_RECORDS PROVIDED:_
▼▼▼
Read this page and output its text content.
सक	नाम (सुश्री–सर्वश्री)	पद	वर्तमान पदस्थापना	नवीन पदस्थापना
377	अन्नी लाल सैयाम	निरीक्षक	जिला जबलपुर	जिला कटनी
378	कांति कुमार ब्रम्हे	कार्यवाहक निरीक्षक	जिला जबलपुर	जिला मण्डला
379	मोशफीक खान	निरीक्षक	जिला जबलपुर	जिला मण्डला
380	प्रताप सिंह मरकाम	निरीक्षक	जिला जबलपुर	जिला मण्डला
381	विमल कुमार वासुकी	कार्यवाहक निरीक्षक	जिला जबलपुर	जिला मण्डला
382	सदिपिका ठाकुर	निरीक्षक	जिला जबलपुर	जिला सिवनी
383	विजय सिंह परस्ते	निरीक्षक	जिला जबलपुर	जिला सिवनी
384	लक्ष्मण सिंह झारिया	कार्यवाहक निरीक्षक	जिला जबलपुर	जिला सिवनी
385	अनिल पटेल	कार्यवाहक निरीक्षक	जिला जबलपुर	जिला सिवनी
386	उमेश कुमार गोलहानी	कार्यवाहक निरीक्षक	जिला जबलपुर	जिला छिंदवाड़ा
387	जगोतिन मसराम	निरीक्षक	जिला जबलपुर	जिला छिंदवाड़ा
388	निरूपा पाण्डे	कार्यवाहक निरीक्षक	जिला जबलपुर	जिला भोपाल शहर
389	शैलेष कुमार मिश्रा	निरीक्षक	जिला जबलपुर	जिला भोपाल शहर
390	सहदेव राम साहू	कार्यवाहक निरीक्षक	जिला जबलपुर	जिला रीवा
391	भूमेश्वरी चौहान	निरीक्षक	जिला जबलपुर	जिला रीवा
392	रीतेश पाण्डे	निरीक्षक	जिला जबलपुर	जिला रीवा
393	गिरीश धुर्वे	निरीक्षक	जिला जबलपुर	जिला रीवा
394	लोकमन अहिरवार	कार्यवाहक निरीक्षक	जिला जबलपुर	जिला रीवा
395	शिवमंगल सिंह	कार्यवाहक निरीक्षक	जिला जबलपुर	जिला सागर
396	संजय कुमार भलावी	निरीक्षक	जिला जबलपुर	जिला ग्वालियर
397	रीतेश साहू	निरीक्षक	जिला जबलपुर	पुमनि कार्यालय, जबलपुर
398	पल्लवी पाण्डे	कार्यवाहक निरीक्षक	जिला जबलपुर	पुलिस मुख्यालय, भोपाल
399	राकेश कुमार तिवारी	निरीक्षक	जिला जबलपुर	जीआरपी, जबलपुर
▲▲▲
_WHAT YOU NEED TO DO:_
Set down all of the records shown above once more, exactly.

_ANSWER TO THE TASK:_
Read this page and output its text content.
सक	नाम (सुश्री–सर्वश्री)	पद	वर्तमान पदस्थापना	नवीन पदस्थापना
377	अन्नी लाल सैयाम	निरीक्षक	जिला जबलपुर	जिला कटनी
378	कांति कुमार ब्रम्हे	कार्यवाहक निरीक्षक	जिला जबलपुर	जिला मण्डला
379	मोशफीक खान	निरीक्षक	जिला जबलपुर	जिला मण्डला
380	प्रताप सिंह मरकाम	निरीक्षक	जिला जबलपुर	जिला मण्डला
381	विमल कुमार वासुकी	कार्यवाहक निरीक्षक	जिला जबलपुर	जिला मण्डला
382	सदिपिका ठाकुर	निरीक्षक	जिला जबलपुर	जिला सिवनी
383	विजय सिंह परस्ते	निरीक्षक	जिला जबलपुर	जिला सिवनी
384	लक्ष्मण सिंह झारिया	कार्यवाहक निरीक्षक	जिला जबलपुर	जिला सिवनी
385	अनिल पटेल	कार्यवाहक निरीक्षक	जिला जबलपुर	जिला सिवनी
386	उमेश कुमार गोलहानी	कार्यवाहक निरीक्षक	जिला जबलपुर	जिला छिंदवाड़ा
387	जगोतिन मसराम	निरीक्षक	जिला जबलपुर	जिला छिंदवाड़ा
388	निरूपा पाण्डे	कार्यवाहक निरीक्षक	जिला जबलपुर	जिला भोपाल शहर
389	शैलेष कुमार मिश्रा	निरीक्षक	जिला जबलपुर	जिला भोपाल शहर
390	सहदेव राम साहू	कार्यवाहक निरीक्षक	जिला जबलपुर	जिला रीवा
391	भूमेश्वरी चौहान	निरीक्षक	जिला जबलपुर	जिला रीवा
392	रीतेश पाण्डे	निरीक्षक	जिला जबलपुर	जिला रीवा
393	गिरीश धुर्वे	निरीक्षक	जिला जबलपुर	जिला रीवा
394	लोकमन अहिरवार	कार्यवाहक निरीक्षक	जिला जबलपुर	जिला रीवा
395	शिवमंगल सिंह	कार्यवाहक निरीक्षक	जिला जबलपुर	जिला सागर
396	संजय कुमार भलावी	निरीक्षक	जिला जबलपुर	जिला ग्वालियर
397	रीतेश साहू	निरीक्षक	जिला जबलपुर	पुमनि कार्यालय, जबलपुर
398	पल्लवी पाण्डे	कार्यवाहक निरीक्षक	जिला जबलपुर	पुलिस मुख्यालय, भोपाल
399	राकेश कुमार तिवारी	निरीक्षक	जिला जबलपुर	जीआरपी, जबलपुर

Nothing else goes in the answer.